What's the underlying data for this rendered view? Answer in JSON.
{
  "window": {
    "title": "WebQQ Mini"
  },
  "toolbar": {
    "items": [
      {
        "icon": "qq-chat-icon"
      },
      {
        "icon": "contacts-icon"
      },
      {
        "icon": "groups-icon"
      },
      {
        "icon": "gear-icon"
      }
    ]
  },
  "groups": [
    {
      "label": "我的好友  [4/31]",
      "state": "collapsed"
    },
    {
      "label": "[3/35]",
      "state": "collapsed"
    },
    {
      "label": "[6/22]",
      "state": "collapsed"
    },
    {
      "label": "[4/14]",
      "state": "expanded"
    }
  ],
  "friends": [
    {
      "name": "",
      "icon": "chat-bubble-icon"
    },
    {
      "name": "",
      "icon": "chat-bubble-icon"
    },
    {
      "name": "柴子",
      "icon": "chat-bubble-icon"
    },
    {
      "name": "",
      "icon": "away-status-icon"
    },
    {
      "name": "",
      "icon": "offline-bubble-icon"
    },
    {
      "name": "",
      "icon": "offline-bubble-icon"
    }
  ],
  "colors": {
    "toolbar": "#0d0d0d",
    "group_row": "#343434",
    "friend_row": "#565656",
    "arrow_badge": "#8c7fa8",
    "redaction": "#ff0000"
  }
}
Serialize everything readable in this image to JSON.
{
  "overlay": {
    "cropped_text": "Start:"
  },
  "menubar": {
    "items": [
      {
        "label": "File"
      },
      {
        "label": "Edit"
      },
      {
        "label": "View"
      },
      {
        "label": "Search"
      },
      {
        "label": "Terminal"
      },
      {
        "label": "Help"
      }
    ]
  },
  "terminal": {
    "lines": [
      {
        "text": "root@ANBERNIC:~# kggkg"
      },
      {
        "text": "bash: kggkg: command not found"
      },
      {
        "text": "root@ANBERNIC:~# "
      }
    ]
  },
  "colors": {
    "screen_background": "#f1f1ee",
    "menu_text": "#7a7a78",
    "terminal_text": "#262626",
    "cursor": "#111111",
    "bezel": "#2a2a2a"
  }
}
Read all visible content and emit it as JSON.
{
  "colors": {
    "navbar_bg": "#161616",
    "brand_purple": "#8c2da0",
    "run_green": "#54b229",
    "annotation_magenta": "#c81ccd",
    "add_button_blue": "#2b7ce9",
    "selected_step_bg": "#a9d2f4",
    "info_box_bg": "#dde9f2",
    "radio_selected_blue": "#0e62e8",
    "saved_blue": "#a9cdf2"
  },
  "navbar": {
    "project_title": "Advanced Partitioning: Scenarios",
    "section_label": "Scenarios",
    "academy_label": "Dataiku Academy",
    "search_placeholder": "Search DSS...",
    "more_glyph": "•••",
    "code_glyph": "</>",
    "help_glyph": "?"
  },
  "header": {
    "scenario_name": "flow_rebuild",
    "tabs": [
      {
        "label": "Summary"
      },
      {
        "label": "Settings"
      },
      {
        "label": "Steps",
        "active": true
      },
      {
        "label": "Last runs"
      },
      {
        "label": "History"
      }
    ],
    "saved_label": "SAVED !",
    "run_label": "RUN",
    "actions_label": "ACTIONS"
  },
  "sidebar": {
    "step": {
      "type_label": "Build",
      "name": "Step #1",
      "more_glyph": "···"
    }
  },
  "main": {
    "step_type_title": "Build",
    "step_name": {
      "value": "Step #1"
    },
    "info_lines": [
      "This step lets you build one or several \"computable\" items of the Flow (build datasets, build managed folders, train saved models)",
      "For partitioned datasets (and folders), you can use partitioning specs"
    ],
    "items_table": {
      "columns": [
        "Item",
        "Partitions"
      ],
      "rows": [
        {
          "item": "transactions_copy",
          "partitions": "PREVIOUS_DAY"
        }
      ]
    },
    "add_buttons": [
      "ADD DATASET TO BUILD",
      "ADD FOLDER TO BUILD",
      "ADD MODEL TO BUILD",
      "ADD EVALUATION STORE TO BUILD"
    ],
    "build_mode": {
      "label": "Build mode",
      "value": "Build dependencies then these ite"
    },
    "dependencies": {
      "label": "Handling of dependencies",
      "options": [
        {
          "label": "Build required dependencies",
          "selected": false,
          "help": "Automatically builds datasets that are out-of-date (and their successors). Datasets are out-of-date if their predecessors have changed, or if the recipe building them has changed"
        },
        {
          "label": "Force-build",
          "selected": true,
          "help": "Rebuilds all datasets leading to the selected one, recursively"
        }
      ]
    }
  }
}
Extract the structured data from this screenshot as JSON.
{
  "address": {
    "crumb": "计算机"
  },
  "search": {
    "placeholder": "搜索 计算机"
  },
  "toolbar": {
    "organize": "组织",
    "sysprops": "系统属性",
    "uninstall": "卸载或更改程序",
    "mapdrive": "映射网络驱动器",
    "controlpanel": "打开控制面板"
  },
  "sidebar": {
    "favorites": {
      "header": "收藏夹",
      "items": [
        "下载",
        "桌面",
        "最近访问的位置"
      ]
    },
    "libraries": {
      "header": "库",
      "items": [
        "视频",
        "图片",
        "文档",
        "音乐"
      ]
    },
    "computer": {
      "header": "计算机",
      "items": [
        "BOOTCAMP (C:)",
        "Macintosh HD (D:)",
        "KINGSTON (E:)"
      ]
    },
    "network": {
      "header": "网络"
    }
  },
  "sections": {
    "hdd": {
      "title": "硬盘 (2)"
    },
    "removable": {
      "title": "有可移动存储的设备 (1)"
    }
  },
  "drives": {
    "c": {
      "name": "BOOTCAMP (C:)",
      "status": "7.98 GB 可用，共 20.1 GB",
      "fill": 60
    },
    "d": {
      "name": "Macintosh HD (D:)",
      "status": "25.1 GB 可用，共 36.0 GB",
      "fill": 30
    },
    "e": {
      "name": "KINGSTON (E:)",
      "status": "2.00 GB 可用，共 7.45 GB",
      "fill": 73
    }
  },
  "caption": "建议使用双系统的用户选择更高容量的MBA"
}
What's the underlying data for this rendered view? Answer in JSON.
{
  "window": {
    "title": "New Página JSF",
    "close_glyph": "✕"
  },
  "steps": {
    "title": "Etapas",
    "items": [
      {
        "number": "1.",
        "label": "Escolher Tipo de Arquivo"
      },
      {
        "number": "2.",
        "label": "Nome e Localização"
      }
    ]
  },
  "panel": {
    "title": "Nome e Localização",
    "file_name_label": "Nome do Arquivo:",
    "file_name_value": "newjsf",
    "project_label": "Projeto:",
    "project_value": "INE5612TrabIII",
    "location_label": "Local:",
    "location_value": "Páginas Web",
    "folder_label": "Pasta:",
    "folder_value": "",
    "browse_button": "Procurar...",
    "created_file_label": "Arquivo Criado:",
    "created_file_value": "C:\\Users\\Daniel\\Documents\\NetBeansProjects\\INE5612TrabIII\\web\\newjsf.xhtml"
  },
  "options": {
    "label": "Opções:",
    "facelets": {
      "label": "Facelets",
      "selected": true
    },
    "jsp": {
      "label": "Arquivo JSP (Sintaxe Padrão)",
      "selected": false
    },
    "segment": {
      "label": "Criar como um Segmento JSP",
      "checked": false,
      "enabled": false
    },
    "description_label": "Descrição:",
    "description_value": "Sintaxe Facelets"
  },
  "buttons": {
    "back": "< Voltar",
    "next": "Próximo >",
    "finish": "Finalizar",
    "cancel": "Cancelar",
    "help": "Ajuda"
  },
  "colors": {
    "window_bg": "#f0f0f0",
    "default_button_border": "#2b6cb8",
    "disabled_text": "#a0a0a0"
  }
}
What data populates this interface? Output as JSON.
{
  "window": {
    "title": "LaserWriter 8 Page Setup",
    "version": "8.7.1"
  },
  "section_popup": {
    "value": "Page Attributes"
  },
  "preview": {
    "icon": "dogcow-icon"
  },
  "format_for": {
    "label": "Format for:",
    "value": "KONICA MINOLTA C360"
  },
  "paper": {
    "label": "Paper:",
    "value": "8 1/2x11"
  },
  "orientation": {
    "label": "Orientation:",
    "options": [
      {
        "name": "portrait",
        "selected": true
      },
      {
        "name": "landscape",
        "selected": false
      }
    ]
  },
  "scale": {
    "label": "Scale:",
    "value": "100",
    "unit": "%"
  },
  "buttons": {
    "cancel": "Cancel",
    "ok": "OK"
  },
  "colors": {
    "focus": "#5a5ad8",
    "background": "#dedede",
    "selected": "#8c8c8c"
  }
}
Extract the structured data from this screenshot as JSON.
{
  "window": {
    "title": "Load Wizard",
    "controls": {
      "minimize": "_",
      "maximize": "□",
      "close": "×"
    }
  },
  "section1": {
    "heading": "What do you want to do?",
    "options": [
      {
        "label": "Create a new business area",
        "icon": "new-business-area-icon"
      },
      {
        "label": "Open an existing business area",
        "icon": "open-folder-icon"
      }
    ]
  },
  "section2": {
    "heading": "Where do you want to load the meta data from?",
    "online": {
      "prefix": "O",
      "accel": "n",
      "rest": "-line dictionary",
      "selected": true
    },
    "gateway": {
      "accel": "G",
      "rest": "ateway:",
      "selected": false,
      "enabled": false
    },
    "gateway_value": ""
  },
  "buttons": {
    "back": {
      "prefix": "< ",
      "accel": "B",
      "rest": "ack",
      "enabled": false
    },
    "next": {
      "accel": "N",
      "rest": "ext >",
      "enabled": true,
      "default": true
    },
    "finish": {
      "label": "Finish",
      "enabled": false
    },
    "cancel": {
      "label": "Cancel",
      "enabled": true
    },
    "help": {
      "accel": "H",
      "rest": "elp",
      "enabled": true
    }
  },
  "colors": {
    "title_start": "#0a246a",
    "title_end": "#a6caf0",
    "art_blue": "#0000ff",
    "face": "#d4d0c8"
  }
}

———

### GIVEN TASK
Using the records above, gather all lines where the string "ANBERNIC" is present.

### RESULT OF THE TASK
        "text": "root@ANBERNIC:~# kggkg"
        "text": "root@ANBERNIC:~# "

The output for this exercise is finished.